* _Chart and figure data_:
____

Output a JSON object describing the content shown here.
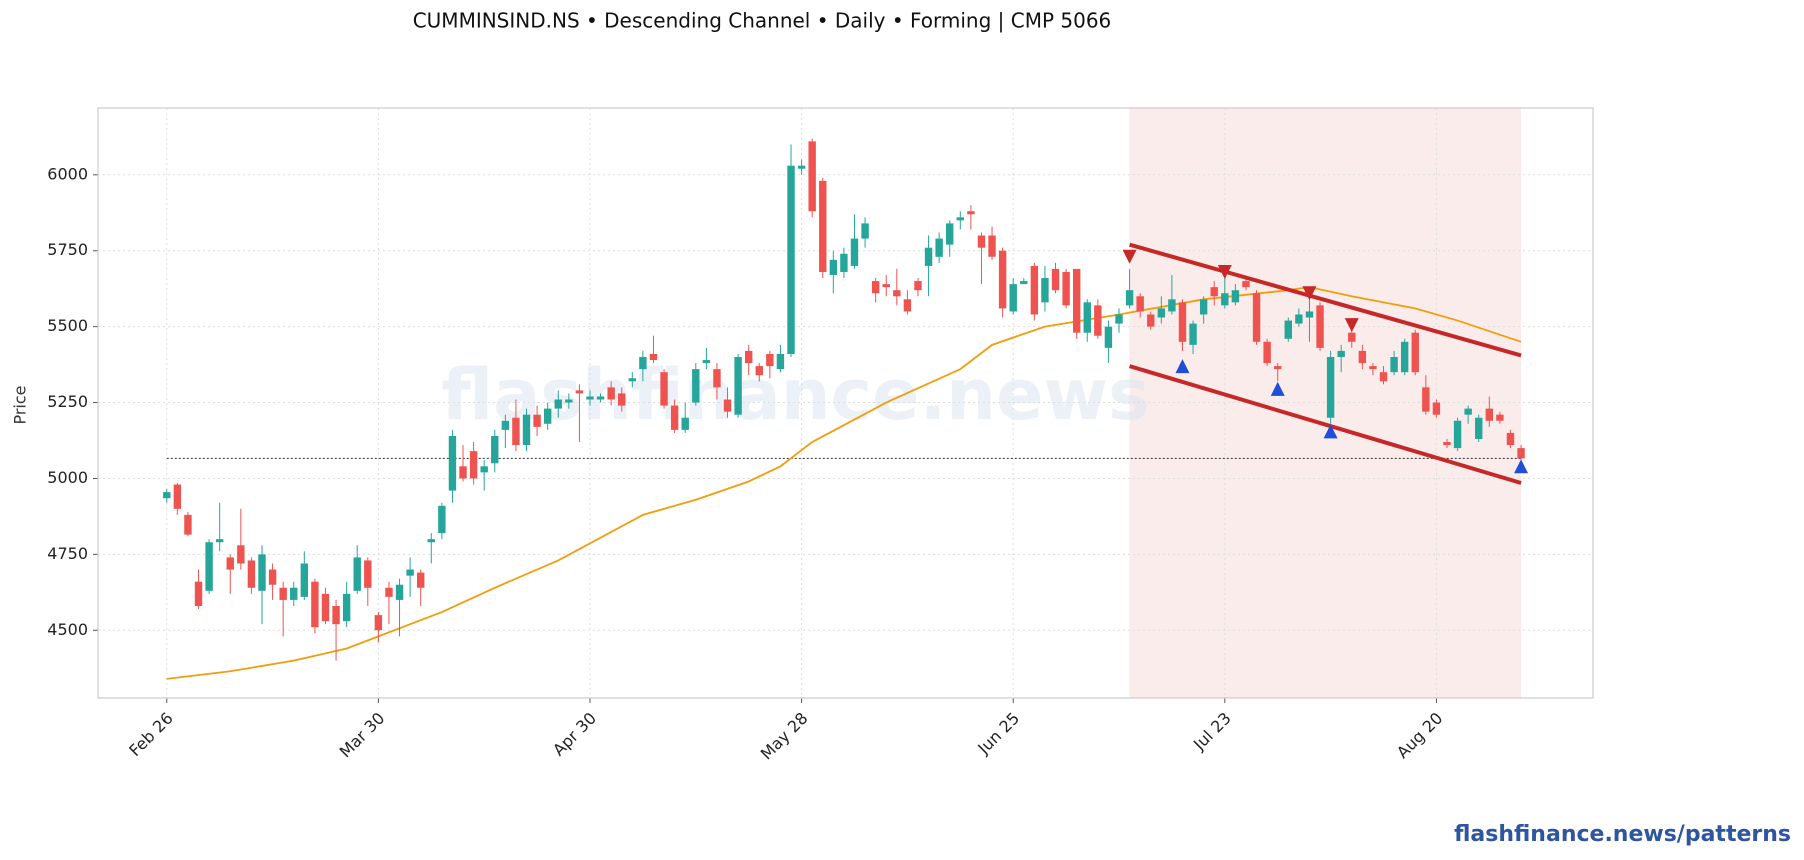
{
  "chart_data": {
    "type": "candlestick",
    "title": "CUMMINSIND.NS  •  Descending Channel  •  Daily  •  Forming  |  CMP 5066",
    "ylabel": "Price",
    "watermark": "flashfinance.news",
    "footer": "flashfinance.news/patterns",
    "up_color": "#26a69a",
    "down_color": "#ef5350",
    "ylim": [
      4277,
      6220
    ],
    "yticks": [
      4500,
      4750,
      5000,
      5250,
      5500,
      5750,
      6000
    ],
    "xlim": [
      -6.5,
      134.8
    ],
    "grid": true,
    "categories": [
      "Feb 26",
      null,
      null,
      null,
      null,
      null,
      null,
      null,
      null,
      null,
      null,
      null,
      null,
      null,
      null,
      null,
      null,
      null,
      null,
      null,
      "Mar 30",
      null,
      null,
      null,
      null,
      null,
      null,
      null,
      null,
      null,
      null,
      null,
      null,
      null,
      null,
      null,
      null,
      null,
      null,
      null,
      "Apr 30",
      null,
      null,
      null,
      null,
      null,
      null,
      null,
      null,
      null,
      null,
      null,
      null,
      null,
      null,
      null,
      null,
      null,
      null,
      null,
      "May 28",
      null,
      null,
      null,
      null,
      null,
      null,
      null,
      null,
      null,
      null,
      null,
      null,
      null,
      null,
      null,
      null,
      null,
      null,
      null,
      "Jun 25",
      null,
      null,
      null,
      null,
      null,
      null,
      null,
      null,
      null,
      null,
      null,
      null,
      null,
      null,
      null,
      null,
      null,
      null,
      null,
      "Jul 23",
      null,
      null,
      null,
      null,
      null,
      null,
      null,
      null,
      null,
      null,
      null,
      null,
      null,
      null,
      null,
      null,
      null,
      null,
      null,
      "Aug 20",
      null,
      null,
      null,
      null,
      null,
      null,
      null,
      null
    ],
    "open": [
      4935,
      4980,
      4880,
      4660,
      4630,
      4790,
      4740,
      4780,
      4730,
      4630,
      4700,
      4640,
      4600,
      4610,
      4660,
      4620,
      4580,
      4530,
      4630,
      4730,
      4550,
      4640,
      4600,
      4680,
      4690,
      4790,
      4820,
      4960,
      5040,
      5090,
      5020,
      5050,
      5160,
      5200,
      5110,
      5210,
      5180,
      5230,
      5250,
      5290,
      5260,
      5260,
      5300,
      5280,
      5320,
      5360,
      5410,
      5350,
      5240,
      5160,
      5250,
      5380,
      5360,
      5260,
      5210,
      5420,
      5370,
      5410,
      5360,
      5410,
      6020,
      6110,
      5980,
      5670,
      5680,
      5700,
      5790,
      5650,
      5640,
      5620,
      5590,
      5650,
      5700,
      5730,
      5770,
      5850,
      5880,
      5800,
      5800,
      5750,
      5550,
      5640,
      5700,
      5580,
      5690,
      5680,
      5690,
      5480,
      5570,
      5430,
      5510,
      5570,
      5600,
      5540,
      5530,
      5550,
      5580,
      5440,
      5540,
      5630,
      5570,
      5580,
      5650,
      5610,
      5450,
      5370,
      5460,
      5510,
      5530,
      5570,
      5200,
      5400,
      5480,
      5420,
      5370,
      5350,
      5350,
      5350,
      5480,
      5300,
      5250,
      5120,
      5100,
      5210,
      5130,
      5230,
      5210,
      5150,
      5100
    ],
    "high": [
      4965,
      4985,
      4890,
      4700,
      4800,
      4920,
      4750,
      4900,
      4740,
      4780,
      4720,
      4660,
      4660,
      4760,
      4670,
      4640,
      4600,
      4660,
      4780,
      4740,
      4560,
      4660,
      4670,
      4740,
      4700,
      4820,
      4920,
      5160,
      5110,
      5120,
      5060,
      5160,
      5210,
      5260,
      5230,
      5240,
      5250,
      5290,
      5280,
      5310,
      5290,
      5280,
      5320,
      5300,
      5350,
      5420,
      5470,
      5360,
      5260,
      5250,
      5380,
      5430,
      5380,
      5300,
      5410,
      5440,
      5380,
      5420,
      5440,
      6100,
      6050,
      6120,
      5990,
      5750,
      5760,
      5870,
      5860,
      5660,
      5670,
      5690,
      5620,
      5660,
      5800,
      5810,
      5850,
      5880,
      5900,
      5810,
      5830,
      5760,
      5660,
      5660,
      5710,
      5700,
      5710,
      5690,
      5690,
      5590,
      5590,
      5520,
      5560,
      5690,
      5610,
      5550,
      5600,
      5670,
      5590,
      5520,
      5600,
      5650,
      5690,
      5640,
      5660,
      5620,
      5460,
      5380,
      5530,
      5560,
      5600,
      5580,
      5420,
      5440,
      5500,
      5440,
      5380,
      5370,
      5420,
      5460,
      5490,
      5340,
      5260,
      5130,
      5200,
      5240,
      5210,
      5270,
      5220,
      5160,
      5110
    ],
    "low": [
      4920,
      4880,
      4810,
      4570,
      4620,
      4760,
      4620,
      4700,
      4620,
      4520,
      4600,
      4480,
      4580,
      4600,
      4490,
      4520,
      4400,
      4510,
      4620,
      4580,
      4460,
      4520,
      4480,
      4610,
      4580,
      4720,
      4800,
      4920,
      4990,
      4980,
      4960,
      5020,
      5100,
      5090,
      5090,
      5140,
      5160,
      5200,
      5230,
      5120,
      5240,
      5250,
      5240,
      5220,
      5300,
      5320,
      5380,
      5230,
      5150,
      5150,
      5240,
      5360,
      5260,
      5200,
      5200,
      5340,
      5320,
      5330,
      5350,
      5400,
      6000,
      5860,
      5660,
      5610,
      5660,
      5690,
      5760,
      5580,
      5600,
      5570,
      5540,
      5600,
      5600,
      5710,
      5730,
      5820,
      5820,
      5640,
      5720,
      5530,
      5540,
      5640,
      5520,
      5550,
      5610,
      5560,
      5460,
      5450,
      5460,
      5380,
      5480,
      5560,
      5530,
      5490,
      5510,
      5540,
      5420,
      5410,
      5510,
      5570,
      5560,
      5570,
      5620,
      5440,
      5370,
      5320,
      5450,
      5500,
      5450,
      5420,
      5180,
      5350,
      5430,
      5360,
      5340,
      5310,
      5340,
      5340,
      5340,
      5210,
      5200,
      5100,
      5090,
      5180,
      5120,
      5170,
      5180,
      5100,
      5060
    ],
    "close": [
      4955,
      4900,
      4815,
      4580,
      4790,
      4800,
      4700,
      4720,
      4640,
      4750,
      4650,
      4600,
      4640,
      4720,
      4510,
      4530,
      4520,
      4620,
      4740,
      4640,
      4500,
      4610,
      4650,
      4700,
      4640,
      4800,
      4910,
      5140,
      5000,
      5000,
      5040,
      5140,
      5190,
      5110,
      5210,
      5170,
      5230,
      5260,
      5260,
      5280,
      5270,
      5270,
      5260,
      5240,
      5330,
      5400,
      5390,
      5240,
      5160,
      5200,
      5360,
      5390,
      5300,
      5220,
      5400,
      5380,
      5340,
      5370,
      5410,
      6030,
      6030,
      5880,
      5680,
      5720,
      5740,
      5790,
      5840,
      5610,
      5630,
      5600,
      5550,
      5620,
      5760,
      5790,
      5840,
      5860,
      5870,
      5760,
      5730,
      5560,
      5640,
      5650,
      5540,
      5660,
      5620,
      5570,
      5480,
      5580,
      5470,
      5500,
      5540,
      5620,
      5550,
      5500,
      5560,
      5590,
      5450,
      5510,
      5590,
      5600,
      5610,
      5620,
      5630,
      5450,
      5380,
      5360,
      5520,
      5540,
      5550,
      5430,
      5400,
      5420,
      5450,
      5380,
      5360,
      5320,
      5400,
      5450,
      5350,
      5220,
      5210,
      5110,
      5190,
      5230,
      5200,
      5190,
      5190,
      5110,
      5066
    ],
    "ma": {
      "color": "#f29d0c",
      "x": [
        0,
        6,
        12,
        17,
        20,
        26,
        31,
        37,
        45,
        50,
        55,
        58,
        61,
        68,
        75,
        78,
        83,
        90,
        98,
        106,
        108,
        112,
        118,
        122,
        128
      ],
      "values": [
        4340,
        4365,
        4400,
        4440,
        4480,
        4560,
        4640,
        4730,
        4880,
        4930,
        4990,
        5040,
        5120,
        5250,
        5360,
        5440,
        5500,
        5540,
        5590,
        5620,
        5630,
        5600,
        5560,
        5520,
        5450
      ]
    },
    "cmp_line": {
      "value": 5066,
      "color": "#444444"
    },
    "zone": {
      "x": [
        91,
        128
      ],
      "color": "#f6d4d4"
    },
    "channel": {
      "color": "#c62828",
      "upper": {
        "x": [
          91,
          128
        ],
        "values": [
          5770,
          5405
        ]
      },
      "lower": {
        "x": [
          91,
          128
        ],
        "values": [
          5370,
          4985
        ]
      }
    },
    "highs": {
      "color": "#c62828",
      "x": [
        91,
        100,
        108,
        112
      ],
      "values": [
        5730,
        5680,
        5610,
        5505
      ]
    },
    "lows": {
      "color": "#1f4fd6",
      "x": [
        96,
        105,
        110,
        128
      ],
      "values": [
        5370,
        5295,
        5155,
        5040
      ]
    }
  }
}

____

* _CHALLENGE_: Find every line in the records above that contains the word "news", and copy each one.

* _TASK SOLUTION_:
    "watermark": "flashfinance.news",
    "footer": "flashfinance.news/patterns",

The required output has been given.